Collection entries
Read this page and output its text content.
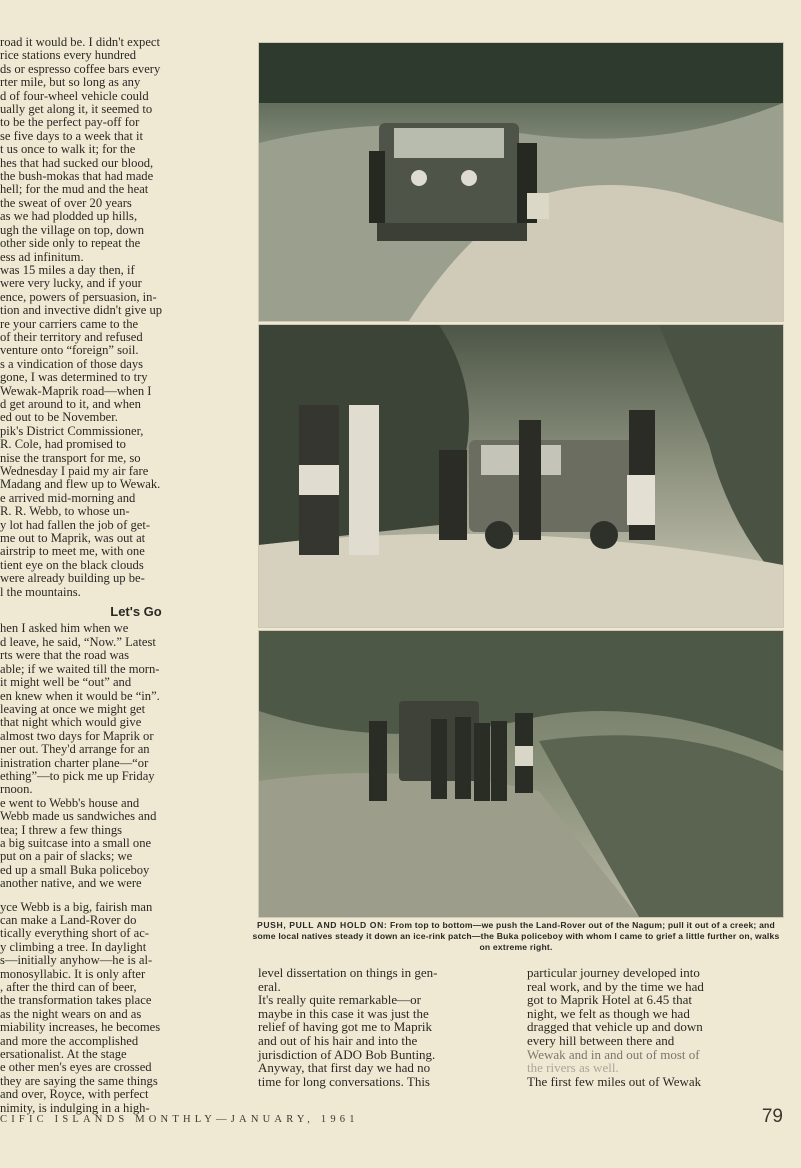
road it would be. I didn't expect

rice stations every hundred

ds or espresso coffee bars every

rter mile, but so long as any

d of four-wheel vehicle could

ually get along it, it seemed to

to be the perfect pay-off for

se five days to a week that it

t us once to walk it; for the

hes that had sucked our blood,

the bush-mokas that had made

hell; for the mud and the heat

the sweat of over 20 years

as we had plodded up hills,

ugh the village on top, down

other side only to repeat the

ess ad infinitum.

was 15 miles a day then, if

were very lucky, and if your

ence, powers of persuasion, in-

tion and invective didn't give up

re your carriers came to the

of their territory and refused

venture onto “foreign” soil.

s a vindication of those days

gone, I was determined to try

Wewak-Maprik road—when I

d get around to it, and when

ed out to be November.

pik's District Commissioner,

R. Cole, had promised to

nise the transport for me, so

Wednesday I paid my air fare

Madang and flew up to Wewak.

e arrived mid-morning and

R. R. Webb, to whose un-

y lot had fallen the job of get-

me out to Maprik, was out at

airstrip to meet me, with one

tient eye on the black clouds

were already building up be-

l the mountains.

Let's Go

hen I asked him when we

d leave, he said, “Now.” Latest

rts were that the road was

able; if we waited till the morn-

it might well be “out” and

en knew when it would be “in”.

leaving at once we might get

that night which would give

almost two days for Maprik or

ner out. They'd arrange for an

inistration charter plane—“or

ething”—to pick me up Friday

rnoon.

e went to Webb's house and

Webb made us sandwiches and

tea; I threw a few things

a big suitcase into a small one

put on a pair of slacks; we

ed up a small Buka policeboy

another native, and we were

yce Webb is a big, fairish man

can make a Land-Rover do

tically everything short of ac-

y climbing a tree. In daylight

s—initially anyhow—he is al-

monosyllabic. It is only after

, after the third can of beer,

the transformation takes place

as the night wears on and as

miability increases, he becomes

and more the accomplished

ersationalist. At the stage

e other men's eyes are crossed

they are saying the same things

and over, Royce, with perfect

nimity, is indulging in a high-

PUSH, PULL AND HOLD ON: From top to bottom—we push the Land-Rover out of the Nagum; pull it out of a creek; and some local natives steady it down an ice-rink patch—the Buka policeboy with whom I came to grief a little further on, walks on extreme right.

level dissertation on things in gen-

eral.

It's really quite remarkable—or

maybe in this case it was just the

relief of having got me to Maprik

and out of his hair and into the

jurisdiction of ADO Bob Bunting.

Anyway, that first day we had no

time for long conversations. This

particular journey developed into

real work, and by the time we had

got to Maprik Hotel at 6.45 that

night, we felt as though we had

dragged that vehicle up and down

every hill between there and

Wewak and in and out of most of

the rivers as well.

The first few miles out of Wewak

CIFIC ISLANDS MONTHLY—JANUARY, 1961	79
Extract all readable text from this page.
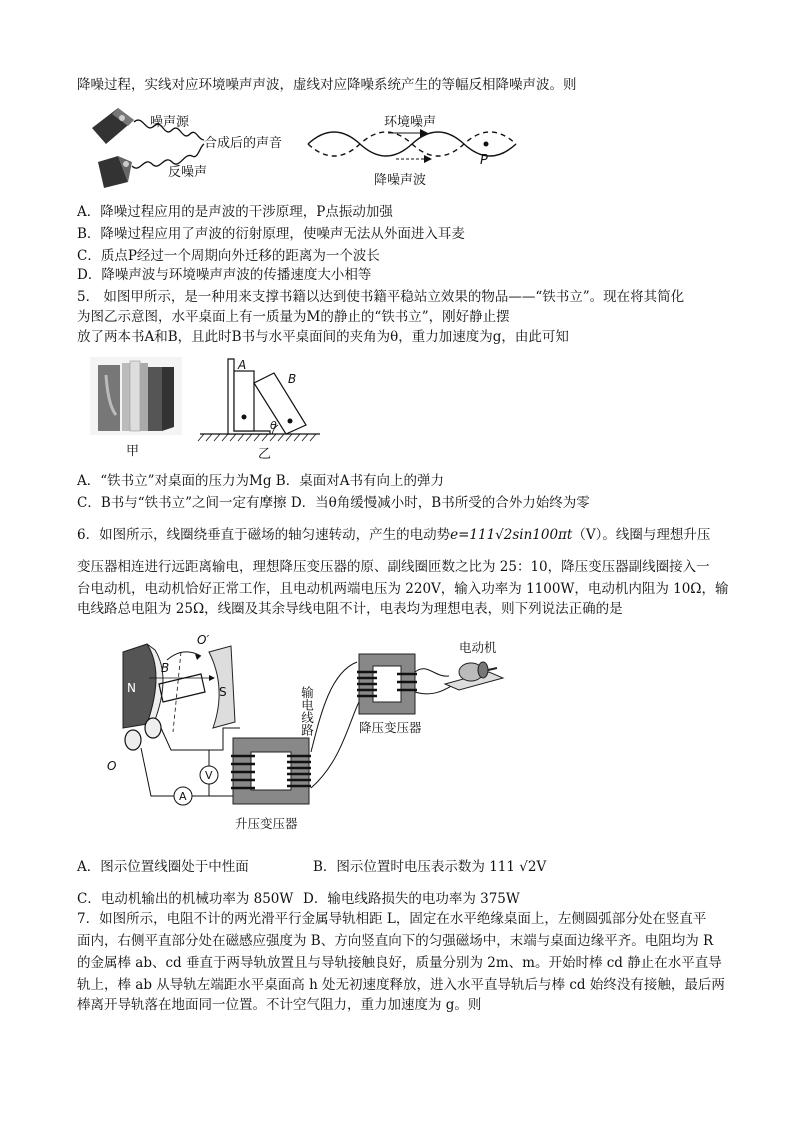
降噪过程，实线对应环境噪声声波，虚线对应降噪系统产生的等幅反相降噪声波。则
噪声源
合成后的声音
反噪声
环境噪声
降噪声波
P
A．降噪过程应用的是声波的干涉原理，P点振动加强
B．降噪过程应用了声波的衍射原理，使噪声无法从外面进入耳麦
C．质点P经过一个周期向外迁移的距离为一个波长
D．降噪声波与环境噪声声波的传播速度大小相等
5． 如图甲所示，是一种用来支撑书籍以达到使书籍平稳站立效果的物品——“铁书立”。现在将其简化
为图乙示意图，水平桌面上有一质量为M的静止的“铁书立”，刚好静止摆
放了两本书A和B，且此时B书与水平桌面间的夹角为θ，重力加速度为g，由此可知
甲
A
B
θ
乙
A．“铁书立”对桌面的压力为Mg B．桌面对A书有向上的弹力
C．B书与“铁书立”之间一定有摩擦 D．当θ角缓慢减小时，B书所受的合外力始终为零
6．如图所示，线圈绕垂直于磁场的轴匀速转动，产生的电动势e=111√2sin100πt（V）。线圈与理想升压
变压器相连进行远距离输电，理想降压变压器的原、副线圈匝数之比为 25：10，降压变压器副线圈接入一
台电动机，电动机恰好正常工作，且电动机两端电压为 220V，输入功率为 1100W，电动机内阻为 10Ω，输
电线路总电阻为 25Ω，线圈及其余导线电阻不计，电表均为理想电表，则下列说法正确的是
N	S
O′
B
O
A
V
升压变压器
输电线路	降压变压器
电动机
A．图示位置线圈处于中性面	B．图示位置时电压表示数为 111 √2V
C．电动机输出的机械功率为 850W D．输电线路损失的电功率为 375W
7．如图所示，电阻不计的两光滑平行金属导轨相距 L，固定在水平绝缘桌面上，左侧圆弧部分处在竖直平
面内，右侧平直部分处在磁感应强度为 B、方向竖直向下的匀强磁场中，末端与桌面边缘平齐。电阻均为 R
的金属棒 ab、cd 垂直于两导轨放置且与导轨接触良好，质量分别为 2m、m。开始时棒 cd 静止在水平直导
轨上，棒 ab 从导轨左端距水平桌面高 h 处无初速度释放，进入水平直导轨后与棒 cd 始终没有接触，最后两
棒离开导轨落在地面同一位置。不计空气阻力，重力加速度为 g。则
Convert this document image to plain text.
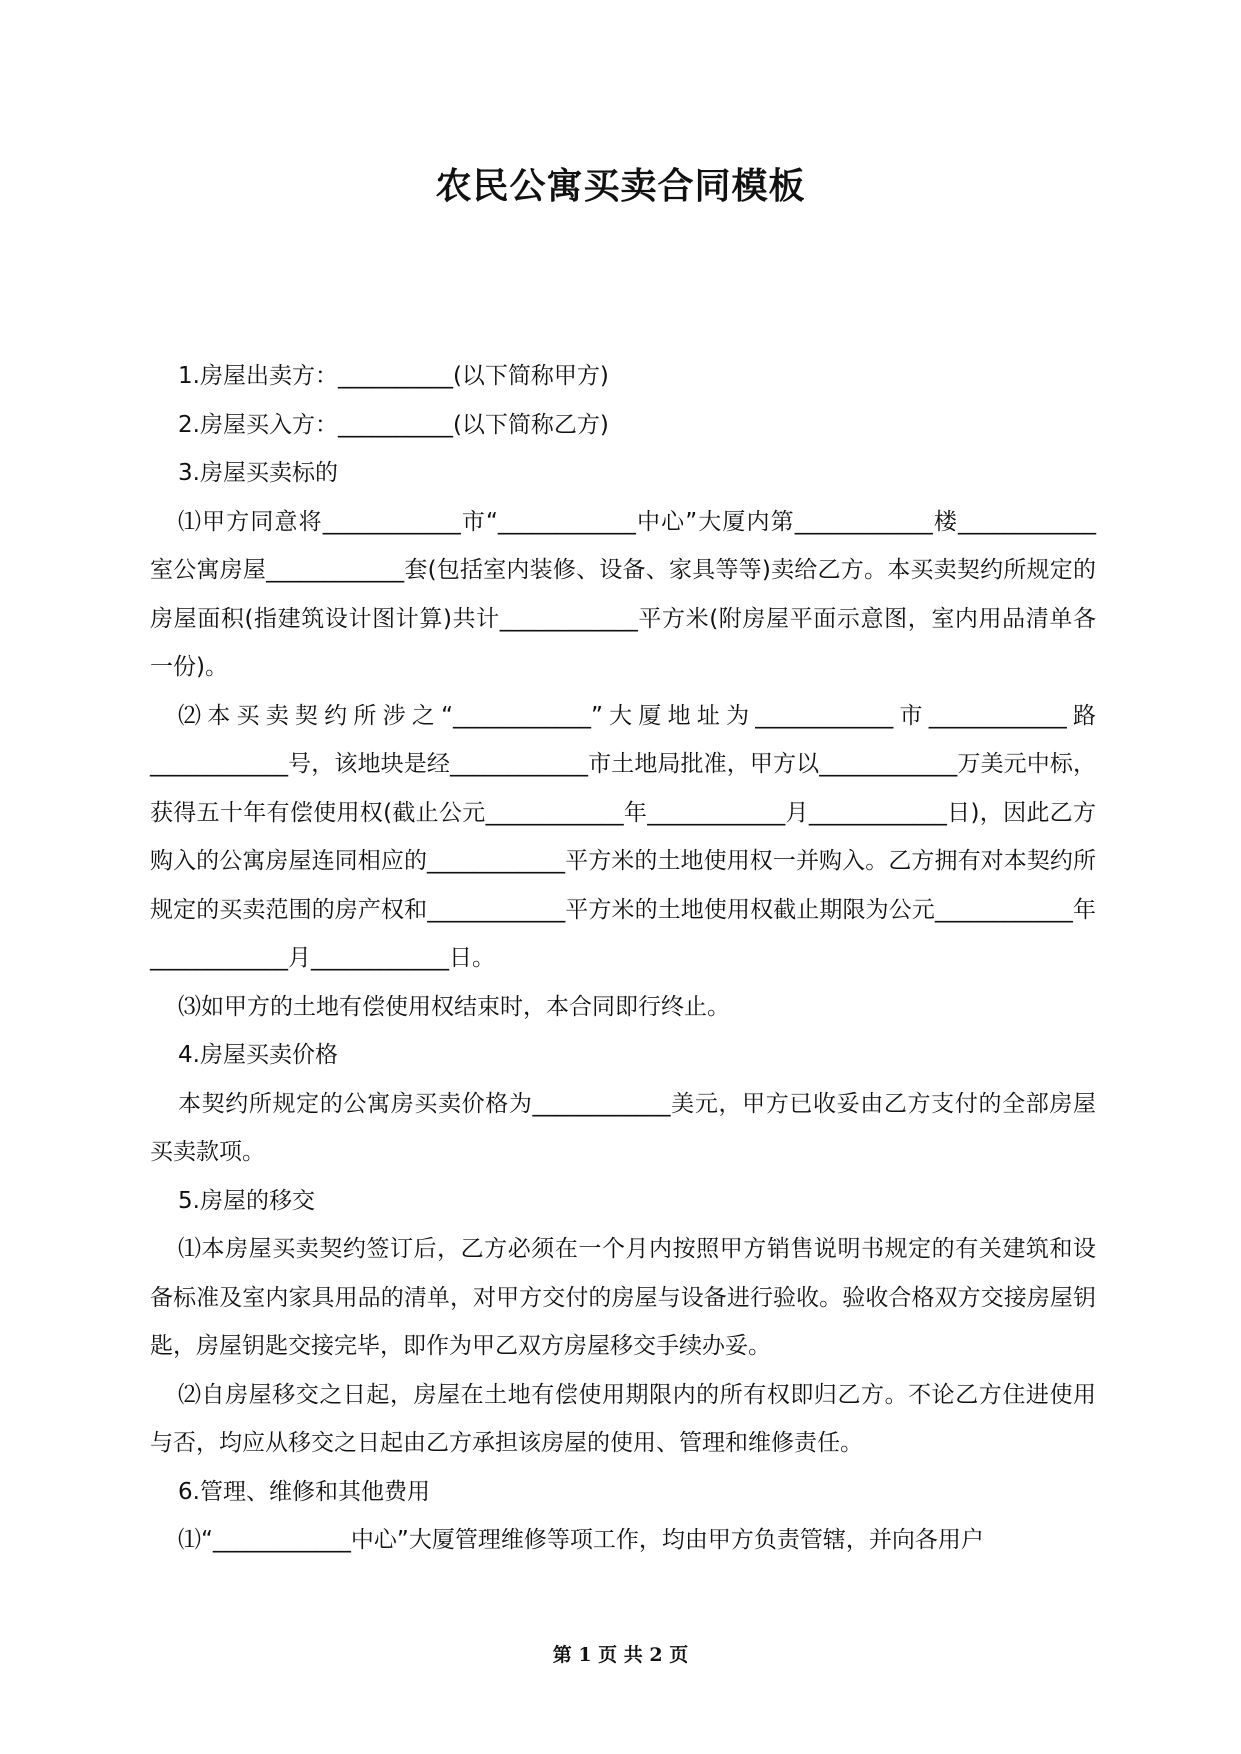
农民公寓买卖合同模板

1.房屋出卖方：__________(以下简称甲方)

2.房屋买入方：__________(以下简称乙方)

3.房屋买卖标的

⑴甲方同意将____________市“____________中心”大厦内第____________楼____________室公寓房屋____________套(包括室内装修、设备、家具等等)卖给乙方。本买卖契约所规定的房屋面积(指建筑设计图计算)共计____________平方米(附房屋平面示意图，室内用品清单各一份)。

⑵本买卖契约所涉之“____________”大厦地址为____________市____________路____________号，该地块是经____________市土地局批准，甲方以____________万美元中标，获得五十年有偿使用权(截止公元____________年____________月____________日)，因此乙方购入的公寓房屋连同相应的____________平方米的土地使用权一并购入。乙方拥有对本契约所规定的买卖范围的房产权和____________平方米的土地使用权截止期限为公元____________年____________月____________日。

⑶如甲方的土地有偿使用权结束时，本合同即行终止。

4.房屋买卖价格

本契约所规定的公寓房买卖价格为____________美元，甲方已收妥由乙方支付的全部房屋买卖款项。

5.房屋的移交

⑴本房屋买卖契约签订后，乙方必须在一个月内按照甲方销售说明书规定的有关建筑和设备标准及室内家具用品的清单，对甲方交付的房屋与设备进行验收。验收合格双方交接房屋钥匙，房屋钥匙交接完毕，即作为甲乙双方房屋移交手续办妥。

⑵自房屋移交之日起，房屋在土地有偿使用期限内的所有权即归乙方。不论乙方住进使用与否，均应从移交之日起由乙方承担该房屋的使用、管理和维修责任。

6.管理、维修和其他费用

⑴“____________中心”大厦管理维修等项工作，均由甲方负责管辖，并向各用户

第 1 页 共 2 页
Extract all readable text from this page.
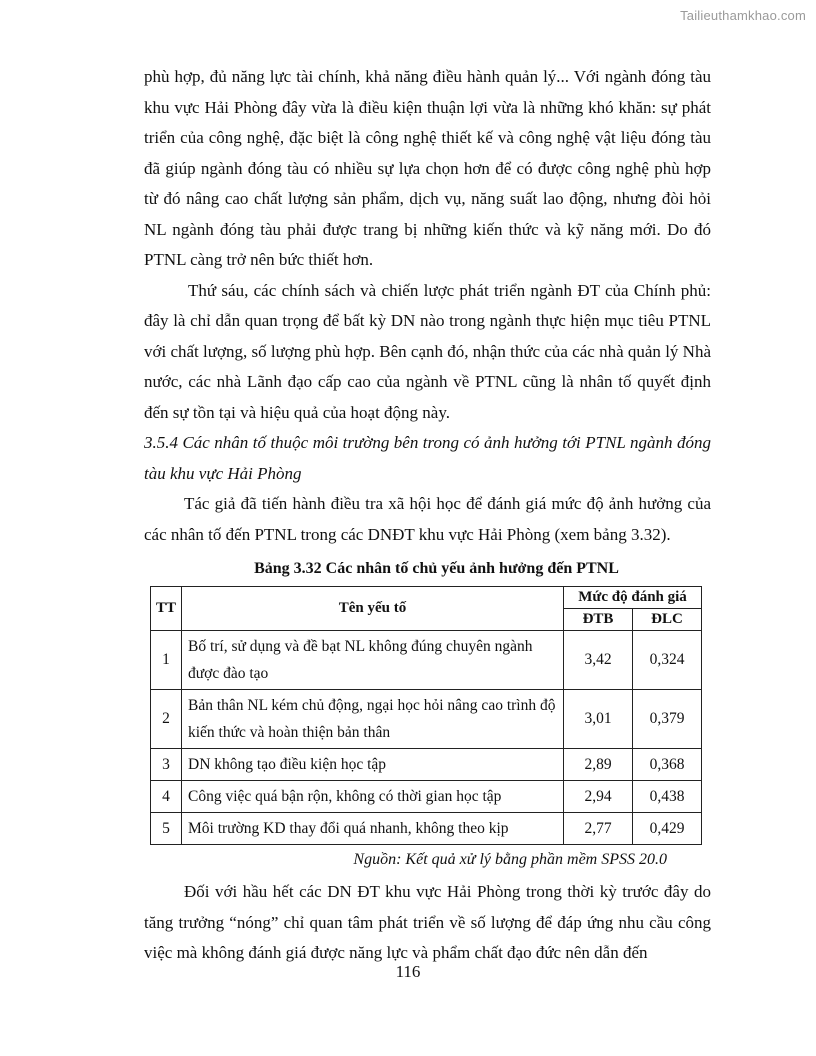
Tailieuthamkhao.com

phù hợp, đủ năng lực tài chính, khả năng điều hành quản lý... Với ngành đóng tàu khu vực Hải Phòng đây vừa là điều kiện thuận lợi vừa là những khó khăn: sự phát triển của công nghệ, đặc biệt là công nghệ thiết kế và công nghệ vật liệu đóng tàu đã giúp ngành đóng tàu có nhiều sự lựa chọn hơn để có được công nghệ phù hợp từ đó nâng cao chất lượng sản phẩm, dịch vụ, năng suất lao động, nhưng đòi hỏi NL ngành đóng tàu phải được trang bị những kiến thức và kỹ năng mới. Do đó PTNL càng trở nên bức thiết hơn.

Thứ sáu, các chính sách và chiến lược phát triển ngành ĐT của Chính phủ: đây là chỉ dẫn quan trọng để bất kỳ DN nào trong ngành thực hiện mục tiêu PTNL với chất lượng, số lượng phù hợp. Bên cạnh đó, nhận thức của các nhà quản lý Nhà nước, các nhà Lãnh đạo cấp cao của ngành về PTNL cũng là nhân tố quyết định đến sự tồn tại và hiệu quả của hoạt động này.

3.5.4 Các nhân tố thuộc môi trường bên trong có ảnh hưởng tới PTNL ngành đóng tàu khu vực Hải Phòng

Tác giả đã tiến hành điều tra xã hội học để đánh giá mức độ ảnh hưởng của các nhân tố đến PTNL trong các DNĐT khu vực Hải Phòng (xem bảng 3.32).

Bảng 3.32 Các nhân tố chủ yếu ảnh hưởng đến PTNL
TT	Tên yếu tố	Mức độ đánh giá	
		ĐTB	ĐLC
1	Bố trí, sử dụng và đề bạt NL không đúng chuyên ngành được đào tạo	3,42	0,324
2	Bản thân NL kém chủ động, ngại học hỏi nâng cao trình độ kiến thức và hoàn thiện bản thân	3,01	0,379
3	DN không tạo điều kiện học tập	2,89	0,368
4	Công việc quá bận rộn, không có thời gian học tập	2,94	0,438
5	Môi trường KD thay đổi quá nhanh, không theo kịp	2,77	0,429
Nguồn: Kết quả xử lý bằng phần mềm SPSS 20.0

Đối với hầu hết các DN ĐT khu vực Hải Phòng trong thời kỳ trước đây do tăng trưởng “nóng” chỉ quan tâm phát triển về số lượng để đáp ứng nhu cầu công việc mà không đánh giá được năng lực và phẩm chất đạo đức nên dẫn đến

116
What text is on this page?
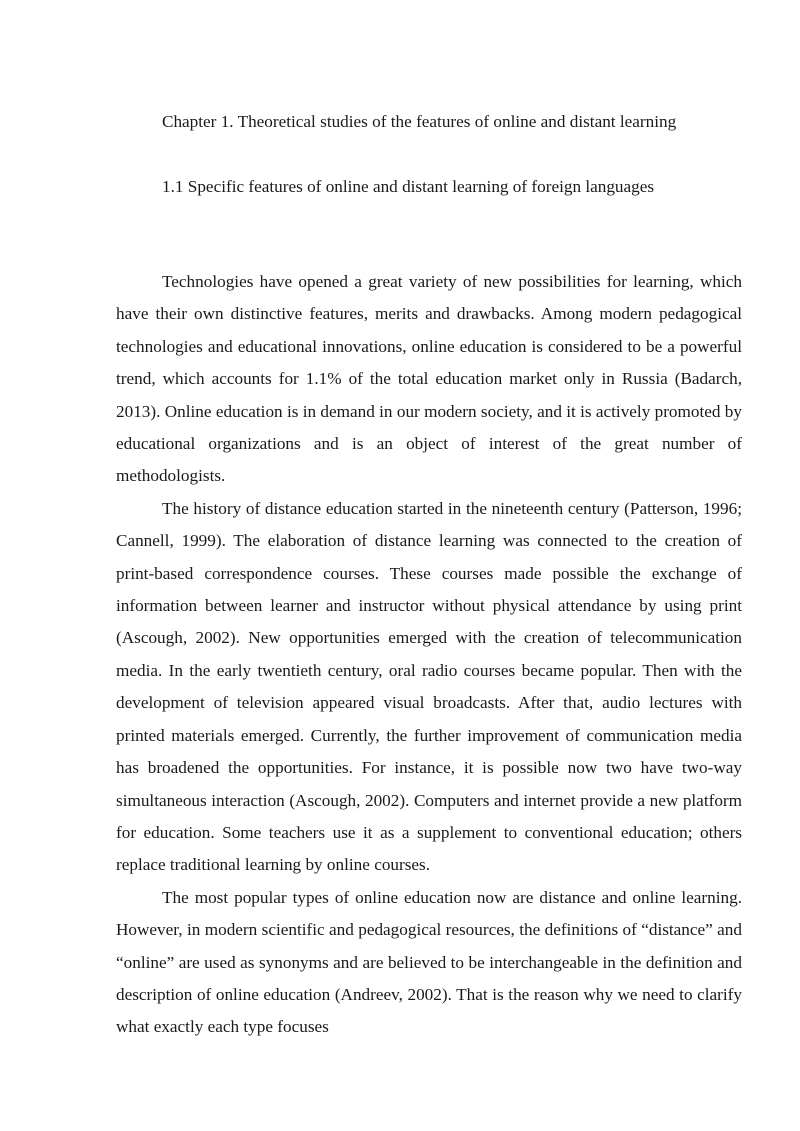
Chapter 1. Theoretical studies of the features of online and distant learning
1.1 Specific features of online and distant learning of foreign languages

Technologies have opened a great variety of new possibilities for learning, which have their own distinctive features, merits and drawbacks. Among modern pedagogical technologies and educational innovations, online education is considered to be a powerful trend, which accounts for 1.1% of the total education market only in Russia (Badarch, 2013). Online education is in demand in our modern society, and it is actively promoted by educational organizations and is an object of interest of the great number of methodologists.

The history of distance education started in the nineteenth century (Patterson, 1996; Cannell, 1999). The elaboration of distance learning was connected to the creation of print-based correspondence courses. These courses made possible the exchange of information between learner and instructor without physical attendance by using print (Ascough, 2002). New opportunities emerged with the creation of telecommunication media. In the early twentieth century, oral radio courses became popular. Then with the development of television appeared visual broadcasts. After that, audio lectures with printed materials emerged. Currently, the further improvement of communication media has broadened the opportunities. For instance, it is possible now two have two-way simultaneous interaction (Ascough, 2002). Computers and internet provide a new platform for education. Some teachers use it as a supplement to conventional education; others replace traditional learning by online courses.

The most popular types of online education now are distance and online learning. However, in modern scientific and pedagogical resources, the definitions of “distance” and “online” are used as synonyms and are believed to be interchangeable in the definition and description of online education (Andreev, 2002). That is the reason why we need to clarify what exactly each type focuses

→ **Objective**: Look for "your" and pull out every line that has it.

→ **Problem solution**:
were very lucky, and if your
re your carriers came to the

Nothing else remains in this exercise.